## [Required work]
For each line that holds "Presentation", copy the line out.

(Entries taken from a collection)
** start **

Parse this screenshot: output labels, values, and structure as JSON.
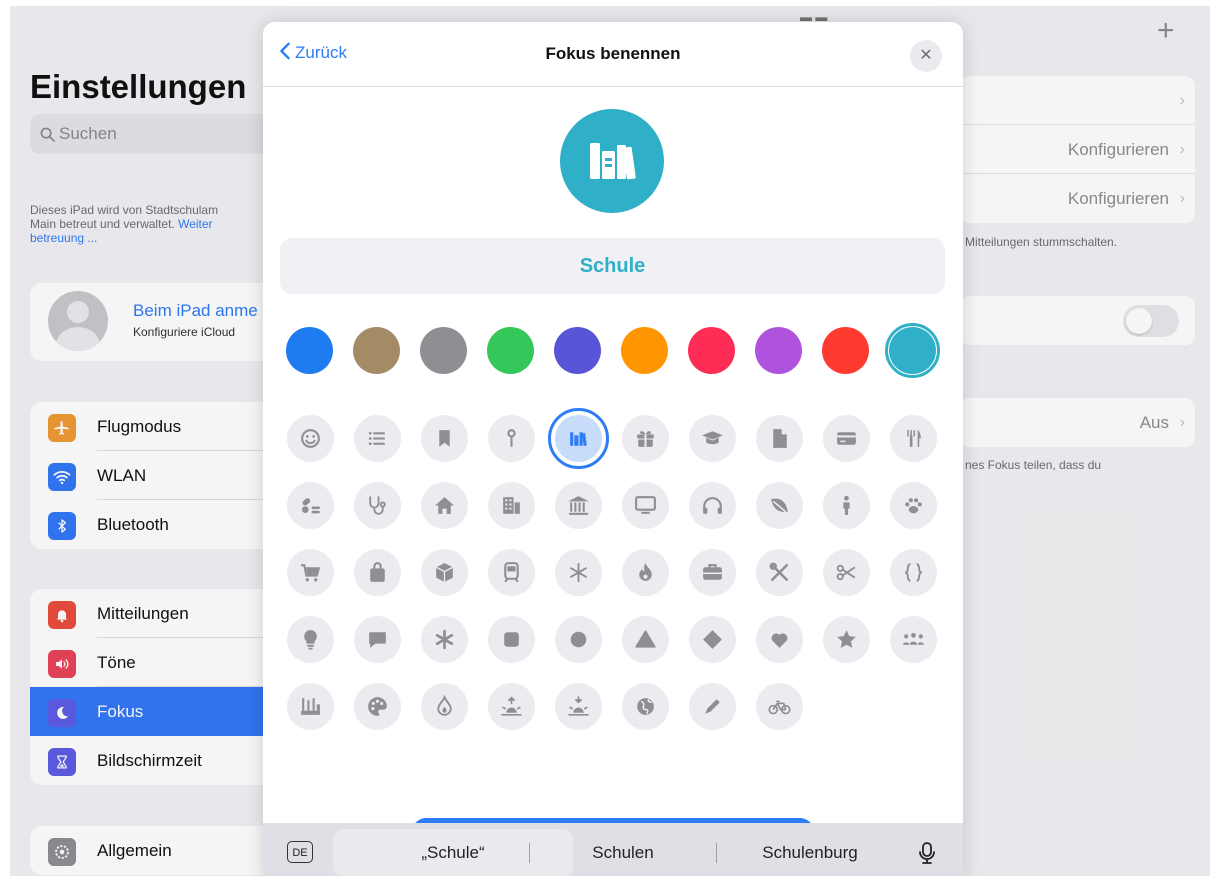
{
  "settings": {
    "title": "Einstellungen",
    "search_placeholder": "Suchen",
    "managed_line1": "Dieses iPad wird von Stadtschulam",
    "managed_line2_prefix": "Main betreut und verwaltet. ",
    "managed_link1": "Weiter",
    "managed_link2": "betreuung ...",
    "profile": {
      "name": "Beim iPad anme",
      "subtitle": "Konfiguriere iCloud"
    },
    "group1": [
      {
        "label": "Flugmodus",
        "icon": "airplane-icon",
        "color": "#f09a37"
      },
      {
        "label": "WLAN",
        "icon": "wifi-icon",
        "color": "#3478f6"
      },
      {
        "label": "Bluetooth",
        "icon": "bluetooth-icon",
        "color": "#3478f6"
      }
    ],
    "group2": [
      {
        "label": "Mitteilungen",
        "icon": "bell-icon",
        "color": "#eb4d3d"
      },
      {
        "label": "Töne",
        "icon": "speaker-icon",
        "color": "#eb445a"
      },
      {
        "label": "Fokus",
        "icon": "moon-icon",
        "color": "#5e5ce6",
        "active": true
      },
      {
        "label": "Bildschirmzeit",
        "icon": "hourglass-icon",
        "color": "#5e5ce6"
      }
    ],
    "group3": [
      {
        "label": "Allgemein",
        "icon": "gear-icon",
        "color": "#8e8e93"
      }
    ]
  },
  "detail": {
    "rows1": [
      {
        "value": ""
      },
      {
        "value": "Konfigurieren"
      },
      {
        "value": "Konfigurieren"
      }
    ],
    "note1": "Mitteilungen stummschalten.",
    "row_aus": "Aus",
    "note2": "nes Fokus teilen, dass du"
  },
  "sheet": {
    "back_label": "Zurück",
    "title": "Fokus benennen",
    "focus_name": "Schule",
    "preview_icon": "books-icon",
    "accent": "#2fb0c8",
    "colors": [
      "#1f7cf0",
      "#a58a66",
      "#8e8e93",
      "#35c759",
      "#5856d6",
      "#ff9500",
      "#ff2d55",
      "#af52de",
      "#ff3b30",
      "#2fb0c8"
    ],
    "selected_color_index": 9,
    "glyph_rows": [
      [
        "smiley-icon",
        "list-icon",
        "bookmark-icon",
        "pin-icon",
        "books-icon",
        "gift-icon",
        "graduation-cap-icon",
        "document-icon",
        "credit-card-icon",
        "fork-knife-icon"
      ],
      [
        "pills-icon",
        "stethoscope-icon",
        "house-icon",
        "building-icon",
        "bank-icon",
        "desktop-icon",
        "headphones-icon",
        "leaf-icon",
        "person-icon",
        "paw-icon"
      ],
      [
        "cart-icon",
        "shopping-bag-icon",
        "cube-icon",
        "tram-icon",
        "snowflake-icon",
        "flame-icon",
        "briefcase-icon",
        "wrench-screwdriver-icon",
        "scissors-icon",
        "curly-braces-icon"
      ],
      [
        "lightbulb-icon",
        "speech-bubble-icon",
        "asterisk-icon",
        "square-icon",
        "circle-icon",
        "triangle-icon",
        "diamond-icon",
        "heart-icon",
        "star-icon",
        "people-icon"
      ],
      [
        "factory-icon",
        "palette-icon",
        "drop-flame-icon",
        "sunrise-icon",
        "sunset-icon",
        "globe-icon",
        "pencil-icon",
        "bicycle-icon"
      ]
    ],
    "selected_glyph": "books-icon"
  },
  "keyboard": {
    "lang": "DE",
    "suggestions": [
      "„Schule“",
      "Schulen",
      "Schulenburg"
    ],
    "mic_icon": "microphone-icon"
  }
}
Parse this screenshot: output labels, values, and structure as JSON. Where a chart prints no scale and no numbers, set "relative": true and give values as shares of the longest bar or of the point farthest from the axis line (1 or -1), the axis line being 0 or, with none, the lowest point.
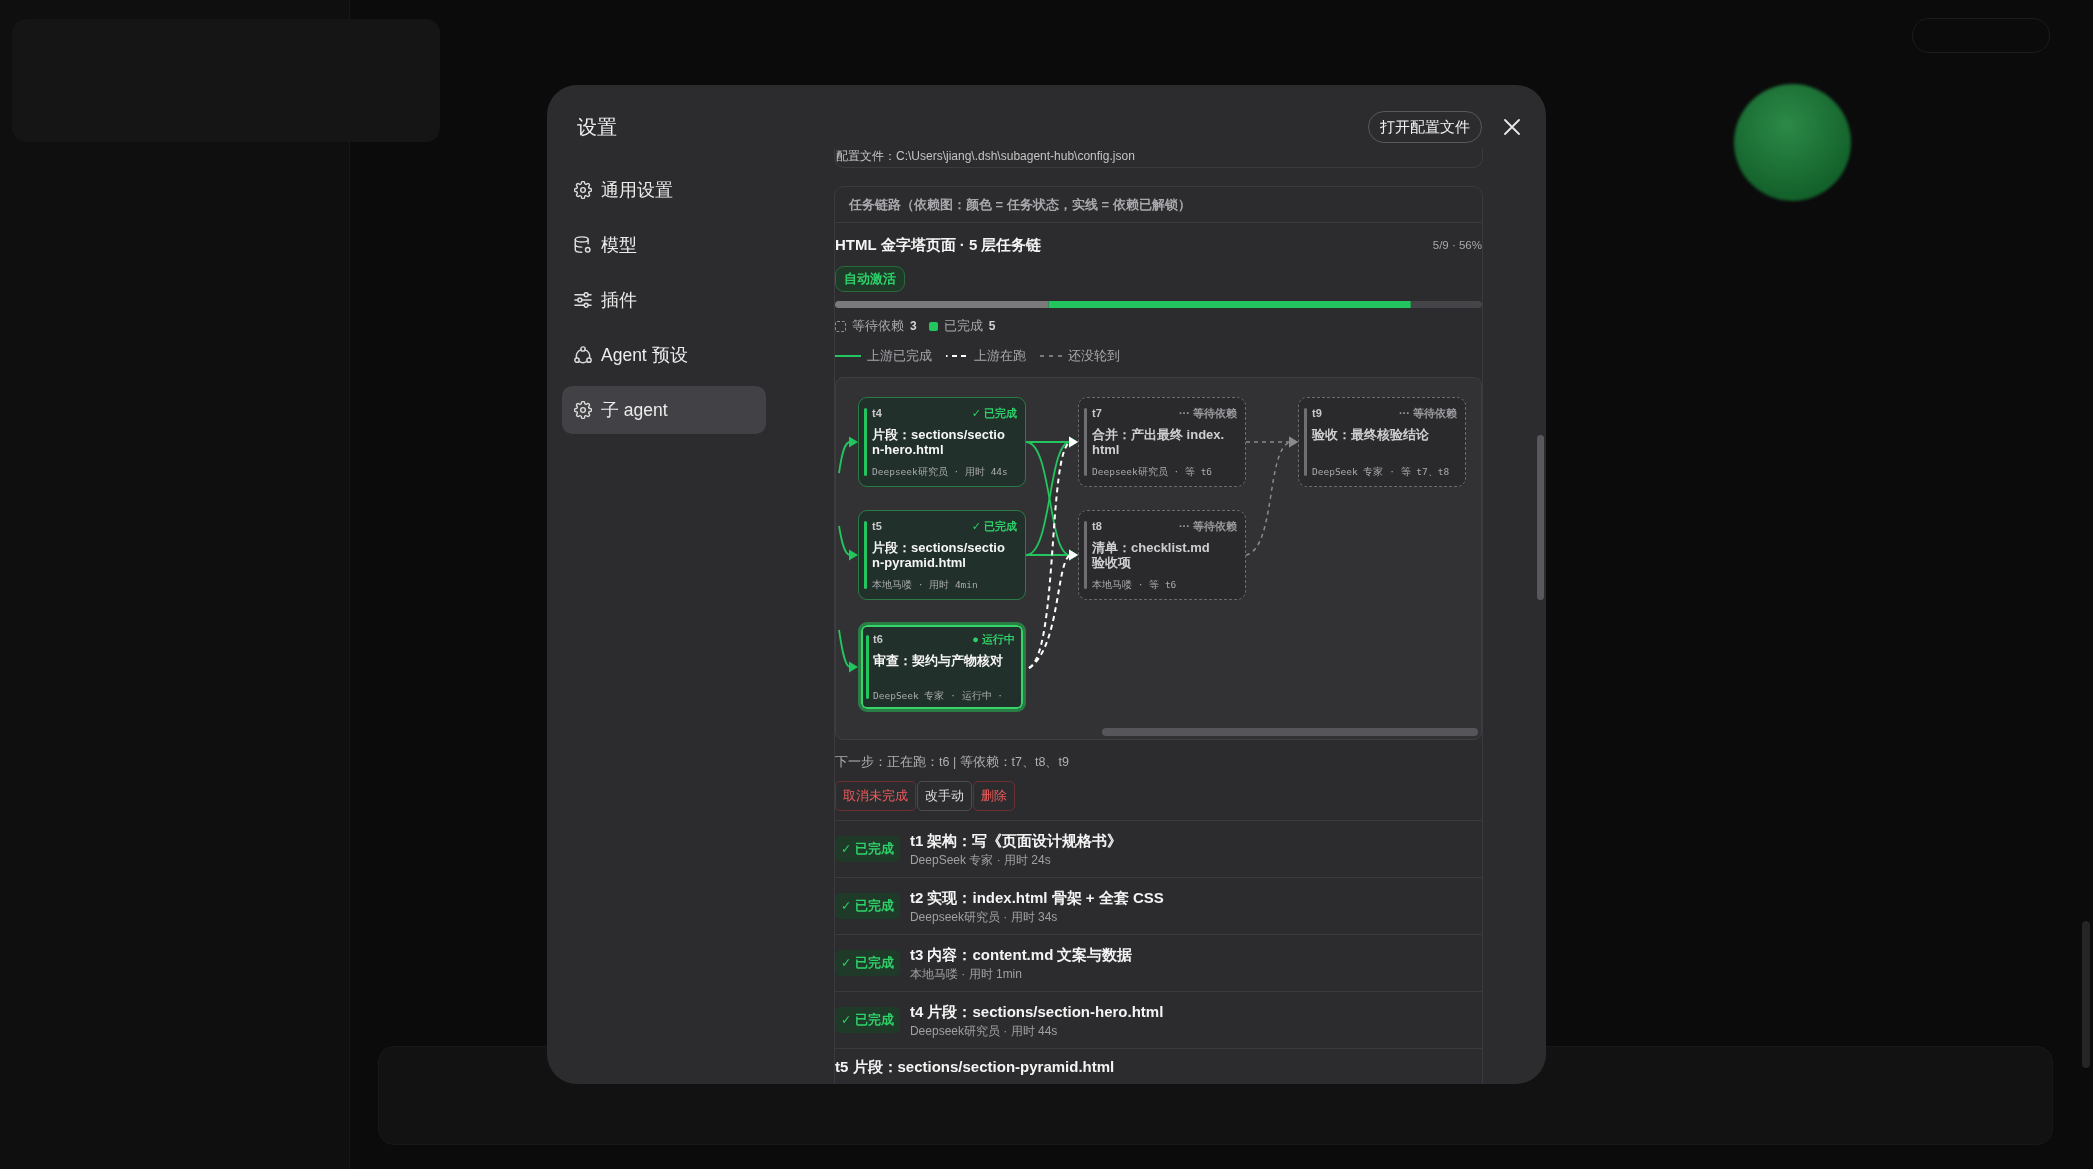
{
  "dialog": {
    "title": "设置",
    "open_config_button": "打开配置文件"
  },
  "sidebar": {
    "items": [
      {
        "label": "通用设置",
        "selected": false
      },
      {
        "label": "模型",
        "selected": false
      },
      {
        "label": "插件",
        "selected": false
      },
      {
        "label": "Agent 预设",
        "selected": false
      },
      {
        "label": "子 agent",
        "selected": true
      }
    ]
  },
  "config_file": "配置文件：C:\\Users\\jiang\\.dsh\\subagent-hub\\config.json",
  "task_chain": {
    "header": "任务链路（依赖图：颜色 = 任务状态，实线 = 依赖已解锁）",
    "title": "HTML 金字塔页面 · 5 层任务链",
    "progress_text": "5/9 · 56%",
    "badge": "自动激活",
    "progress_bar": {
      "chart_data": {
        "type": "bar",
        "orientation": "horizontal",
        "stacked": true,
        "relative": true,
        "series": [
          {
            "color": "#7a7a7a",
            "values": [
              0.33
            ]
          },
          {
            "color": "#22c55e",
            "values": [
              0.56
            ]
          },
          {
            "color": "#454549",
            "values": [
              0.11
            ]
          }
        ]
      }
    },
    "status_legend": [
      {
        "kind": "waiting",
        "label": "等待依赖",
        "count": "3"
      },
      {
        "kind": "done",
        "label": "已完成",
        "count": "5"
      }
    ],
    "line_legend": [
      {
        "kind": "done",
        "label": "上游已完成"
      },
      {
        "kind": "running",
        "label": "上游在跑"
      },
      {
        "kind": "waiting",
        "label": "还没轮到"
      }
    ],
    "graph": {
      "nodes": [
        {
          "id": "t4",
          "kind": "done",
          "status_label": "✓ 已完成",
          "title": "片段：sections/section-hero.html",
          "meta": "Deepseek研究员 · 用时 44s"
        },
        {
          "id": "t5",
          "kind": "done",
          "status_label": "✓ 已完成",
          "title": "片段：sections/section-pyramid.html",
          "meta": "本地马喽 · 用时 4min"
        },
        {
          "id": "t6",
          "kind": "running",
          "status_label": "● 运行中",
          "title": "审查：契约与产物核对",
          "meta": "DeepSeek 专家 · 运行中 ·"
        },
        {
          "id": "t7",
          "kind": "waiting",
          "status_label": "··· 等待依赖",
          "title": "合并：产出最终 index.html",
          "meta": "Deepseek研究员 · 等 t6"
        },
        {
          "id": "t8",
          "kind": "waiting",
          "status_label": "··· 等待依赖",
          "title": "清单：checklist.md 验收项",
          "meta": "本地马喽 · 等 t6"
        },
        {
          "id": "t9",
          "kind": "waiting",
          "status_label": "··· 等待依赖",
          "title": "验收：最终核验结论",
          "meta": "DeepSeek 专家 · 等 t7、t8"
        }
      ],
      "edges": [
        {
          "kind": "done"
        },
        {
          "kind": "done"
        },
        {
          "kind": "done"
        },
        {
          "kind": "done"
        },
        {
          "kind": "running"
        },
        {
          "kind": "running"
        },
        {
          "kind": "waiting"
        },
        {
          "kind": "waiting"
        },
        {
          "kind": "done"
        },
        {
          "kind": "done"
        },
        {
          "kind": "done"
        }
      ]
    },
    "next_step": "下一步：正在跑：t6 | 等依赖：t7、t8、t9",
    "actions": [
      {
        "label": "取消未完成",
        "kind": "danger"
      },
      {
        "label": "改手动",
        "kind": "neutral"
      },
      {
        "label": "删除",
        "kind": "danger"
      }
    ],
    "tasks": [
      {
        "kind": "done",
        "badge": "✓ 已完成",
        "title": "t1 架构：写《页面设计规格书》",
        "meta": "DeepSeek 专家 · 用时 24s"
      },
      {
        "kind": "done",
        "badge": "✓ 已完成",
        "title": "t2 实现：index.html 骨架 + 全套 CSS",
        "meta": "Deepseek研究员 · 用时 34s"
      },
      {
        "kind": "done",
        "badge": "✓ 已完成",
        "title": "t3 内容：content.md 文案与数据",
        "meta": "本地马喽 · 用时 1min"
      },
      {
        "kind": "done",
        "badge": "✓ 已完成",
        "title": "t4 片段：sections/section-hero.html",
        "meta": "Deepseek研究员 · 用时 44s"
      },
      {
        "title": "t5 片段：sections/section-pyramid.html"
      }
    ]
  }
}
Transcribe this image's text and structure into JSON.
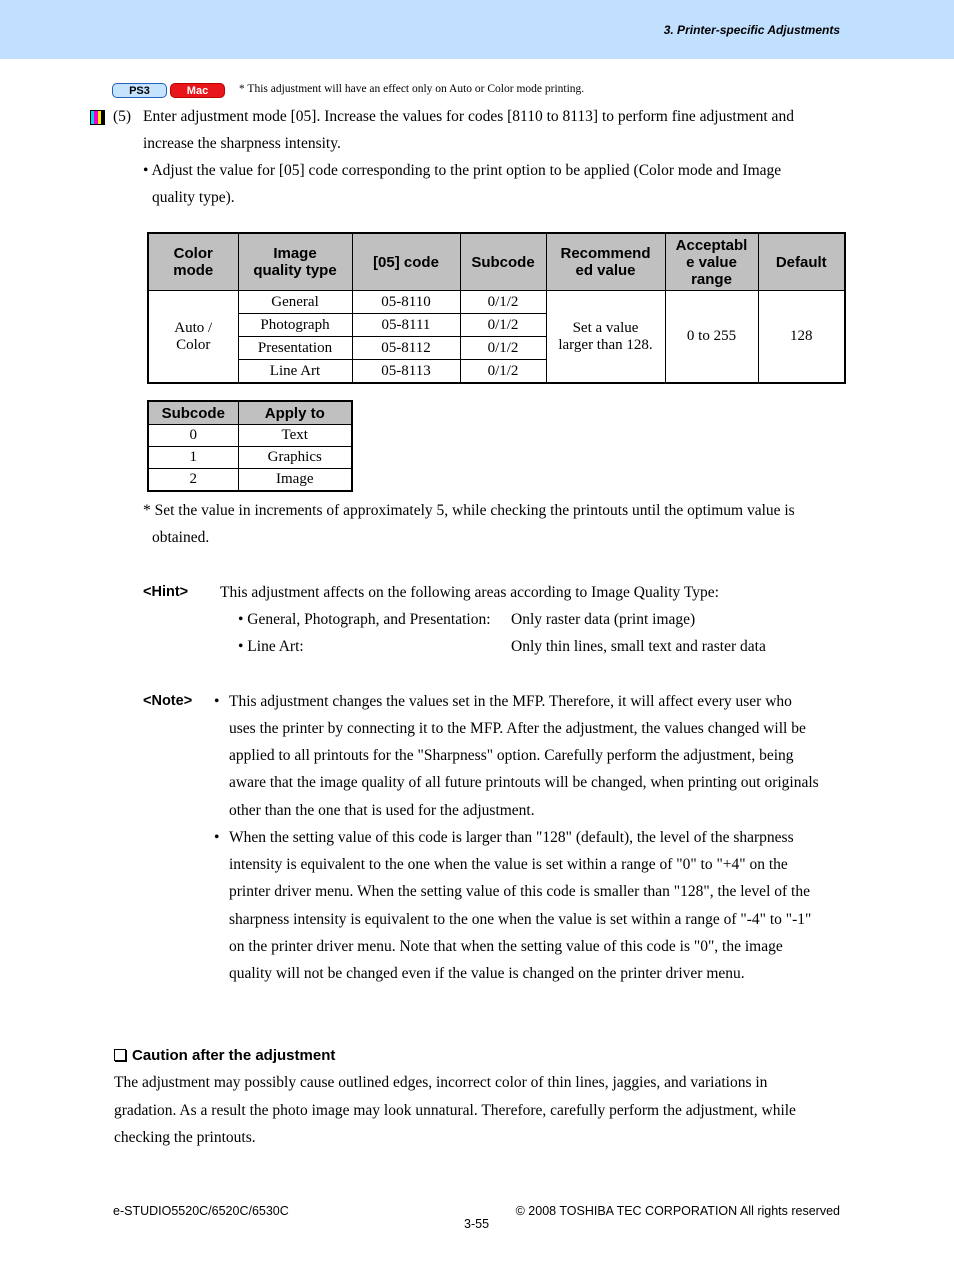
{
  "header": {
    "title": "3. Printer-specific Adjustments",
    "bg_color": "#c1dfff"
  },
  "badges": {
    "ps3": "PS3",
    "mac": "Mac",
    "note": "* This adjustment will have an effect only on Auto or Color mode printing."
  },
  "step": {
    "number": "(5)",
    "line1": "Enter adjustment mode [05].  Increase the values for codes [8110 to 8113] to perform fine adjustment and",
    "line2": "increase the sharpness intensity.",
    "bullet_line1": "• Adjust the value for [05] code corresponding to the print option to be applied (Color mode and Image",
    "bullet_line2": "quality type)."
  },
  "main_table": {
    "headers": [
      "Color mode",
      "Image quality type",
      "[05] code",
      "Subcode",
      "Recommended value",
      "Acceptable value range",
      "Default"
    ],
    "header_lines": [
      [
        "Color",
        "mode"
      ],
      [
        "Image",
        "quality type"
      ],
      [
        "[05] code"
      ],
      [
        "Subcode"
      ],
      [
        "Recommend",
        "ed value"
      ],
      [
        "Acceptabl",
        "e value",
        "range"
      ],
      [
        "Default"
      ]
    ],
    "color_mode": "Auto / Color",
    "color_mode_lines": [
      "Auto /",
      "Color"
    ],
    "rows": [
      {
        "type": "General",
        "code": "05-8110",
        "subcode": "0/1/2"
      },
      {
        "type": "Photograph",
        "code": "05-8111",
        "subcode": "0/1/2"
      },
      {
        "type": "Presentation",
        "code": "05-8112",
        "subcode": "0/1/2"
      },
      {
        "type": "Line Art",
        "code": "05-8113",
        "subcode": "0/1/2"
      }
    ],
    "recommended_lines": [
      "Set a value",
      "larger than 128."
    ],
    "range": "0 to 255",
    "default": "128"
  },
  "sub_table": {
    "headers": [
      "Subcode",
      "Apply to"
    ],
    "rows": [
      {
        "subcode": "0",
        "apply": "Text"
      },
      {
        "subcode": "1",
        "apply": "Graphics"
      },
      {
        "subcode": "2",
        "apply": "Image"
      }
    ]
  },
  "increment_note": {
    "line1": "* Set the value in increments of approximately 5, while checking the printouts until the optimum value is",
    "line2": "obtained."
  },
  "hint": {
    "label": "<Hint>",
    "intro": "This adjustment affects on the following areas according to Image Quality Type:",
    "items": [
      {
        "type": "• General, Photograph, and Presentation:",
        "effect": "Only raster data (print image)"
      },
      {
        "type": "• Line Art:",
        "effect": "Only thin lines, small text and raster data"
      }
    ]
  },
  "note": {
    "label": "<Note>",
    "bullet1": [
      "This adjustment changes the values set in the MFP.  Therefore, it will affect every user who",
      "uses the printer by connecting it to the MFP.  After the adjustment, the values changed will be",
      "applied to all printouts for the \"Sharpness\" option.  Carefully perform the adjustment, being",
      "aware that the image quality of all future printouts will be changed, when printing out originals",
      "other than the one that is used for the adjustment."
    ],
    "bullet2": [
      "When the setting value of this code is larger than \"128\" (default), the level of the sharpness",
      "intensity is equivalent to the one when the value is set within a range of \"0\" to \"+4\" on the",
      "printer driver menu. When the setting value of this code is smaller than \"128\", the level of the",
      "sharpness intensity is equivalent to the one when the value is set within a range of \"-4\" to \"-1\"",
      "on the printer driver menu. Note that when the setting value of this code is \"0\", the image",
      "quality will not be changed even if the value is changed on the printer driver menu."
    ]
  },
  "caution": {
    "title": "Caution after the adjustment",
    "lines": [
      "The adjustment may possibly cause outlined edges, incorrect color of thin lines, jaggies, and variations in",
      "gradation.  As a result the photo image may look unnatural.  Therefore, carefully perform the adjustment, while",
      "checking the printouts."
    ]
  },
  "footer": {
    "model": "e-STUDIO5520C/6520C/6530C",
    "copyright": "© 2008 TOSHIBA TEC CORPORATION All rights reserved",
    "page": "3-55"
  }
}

** end **

## [The completed task]
        "type": "Presentation",
        "type": "• General, Photograph, and Presentation:",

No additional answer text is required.